**Provided material:**
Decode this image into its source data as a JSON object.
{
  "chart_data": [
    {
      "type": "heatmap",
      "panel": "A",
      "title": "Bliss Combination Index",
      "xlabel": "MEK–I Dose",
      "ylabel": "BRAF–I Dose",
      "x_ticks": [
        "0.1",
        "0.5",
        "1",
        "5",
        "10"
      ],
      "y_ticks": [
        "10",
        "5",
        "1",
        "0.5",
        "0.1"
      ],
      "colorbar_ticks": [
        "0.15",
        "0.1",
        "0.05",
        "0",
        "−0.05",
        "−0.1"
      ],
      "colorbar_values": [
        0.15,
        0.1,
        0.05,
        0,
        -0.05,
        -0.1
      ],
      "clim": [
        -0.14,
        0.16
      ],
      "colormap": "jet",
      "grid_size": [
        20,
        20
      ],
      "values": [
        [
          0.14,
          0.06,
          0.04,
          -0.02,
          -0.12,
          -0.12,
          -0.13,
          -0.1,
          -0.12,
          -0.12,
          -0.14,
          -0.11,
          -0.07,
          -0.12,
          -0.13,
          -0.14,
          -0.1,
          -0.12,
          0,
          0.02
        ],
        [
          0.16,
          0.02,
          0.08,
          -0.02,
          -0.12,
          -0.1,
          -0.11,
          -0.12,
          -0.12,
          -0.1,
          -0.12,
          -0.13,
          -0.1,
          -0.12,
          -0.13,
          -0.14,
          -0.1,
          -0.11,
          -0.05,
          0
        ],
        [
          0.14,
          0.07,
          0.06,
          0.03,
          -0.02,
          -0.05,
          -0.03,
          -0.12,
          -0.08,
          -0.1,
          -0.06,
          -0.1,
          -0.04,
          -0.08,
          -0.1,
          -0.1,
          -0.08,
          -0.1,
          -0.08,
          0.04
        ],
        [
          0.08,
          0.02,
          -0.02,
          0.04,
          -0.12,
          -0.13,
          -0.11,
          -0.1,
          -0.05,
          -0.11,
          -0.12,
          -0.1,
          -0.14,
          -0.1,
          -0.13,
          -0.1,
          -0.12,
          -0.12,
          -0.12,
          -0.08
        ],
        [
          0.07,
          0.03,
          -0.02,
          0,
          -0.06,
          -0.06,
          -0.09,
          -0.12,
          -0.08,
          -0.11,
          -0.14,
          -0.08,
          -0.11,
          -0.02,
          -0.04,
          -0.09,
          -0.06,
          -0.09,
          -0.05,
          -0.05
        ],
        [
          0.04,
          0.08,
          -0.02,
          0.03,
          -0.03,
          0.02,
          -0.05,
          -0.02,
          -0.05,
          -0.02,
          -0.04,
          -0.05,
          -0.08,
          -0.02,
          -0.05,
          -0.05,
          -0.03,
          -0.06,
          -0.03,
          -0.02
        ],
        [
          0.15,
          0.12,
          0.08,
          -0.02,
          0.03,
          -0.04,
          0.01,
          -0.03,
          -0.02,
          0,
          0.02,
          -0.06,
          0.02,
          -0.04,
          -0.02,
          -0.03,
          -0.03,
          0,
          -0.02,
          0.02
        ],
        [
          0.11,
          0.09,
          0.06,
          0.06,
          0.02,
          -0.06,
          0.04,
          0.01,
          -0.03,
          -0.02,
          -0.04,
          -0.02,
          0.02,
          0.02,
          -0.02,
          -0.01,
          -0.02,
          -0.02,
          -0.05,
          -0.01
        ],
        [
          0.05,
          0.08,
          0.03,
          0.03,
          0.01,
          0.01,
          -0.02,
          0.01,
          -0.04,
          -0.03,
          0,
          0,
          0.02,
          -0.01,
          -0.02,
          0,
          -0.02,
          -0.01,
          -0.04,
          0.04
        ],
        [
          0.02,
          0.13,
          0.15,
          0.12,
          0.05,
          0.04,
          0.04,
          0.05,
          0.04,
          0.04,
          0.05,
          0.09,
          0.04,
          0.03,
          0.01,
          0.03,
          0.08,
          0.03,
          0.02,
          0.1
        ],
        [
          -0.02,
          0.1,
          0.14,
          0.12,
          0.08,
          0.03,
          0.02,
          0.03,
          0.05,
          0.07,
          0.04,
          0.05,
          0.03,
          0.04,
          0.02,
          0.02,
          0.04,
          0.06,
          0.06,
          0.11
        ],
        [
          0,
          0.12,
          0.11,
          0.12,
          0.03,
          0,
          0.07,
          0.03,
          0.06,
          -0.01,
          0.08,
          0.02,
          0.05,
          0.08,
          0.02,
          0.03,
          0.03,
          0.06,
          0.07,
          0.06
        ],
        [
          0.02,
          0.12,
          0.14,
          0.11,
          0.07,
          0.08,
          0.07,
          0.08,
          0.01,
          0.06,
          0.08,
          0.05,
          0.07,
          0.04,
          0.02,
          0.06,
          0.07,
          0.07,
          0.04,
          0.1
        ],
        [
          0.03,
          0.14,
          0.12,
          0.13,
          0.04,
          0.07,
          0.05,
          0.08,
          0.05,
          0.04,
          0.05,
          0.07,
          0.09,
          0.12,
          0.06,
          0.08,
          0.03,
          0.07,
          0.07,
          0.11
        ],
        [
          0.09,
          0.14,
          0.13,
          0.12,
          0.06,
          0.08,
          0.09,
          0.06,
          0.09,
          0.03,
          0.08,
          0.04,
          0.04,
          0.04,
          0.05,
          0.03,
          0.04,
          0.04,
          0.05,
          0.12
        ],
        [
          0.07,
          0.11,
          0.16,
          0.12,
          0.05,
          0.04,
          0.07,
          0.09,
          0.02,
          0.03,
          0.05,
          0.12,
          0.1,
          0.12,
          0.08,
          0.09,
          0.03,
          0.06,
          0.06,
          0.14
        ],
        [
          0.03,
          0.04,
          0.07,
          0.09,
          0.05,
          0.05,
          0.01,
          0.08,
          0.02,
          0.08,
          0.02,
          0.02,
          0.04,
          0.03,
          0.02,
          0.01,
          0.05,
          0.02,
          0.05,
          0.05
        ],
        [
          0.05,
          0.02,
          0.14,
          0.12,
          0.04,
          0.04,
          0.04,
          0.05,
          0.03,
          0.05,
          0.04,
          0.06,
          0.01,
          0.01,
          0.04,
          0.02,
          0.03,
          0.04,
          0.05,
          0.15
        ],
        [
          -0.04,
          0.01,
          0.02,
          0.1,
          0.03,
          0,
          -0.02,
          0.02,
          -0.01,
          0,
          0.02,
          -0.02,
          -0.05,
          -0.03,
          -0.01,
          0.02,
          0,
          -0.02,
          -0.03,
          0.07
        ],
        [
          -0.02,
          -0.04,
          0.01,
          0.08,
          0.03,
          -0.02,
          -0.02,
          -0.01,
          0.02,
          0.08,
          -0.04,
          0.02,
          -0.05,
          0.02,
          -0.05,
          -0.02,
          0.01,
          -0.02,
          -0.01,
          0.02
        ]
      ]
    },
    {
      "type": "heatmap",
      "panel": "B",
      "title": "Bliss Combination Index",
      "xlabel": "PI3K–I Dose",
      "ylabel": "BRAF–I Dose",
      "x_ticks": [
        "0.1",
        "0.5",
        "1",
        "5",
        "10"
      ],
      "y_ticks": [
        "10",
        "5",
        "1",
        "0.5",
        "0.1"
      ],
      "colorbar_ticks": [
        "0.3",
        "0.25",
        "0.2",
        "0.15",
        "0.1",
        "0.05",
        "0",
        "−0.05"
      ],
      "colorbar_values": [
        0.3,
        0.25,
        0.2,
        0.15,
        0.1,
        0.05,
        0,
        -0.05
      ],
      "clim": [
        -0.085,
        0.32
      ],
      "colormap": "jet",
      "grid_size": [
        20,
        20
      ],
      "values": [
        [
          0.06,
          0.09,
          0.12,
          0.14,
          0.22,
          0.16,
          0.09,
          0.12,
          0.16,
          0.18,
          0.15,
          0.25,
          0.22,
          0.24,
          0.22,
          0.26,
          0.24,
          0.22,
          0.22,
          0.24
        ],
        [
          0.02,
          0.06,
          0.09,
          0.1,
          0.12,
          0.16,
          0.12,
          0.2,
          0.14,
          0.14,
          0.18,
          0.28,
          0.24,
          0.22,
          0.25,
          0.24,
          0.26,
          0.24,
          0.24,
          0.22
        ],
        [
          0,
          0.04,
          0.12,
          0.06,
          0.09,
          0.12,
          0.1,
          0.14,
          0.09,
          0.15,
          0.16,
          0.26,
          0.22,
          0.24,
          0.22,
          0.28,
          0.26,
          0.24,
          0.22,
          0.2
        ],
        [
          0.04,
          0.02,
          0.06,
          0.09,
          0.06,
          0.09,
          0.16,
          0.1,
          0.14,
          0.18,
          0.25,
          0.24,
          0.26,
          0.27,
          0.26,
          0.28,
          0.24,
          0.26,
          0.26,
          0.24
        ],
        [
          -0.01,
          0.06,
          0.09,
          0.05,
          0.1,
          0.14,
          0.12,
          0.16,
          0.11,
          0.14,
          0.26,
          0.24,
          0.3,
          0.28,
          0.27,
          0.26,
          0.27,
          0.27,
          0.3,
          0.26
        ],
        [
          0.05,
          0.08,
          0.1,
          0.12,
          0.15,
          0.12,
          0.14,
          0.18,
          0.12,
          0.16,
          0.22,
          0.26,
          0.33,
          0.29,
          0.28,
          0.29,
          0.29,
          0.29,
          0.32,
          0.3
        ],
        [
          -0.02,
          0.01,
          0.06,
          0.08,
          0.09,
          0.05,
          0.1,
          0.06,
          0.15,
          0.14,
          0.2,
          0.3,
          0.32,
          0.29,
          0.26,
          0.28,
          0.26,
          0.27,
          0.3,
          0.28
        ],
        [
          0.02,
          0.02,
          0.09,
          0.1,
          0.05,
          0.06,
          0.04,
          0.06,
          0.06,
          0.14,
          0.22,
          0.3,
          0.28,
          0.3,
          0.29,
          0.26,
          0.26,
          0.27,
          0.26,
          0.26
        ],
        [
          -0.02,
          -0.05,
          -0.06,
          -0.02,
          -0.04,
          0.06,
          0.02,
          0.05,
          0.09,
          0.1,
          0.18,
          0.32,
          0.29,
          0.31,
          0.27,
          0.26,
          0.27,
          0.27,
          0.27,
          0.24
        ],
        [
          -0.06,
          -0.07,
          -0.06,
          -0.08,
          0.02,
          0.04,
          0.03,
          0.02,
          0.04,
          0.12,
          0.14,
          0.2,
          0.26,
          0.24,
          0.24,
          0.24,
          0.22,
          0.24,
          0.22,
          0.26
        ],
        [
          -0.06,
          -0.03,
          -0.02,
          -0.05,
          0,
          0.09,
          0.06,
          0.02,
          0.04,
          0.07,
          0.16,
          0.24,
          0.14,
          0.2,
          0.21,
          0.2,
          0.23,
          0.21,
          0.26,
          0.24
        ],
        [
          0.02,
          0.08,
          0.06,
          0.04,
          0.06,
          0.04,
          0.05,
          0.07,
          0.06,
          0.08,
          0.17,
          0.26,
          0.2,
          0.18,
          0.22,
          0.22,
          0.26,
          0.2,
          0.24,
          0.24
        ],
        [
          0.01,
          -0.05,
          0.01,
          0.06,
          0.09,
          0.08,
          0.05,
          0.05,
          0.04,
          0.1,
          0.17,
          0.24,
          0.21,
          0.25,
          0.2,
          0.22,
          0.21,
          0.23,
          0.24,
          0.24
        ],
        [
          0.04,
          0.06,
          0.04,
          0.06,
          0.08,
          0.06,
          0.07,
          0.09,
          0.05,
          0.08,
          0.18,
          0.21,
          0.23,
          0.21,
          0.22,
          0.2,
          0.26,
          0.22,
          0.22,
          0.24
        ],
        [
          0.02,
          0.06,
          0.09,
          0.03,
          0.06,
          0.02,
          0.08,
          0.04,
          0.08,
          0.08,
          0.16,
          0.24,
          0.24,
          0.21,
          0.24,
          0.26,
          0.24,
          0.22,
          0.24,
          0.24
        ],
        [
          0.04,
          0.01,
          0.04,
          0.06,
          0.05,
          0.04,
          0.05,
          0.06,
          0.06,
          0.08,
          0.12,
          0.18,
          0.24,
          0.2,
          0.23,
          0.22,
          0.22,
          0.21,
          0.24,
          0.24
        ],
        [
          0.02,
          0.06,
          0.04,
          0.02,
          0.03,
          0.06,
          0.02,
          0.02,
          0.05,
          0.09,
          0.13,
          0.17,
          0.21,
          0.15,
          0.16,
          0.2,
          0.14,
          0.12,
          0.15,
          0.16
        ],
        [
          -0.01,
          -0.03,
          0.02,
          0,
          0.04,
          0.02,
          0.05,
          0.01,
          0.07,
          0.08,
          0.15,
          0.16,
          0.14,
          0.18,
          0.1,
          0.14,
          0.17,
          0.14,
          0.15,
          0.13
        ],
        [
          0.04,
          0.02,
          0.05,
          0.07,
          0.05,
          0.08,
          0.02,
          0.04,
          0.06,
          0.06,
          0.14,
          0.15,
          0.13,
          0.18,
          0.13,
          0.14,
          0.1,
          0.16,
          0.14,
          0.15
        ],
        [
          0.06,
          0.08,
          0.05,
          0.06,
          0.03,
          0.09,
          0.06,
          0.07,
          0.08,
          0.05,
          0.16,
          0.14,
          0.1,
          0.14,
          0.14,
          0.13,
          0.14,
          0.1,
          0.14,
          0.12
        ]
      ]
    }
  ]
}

**Problem details:**
From the material above, count the lines that include "Dose" and give only the total.

**Output of the task:**
4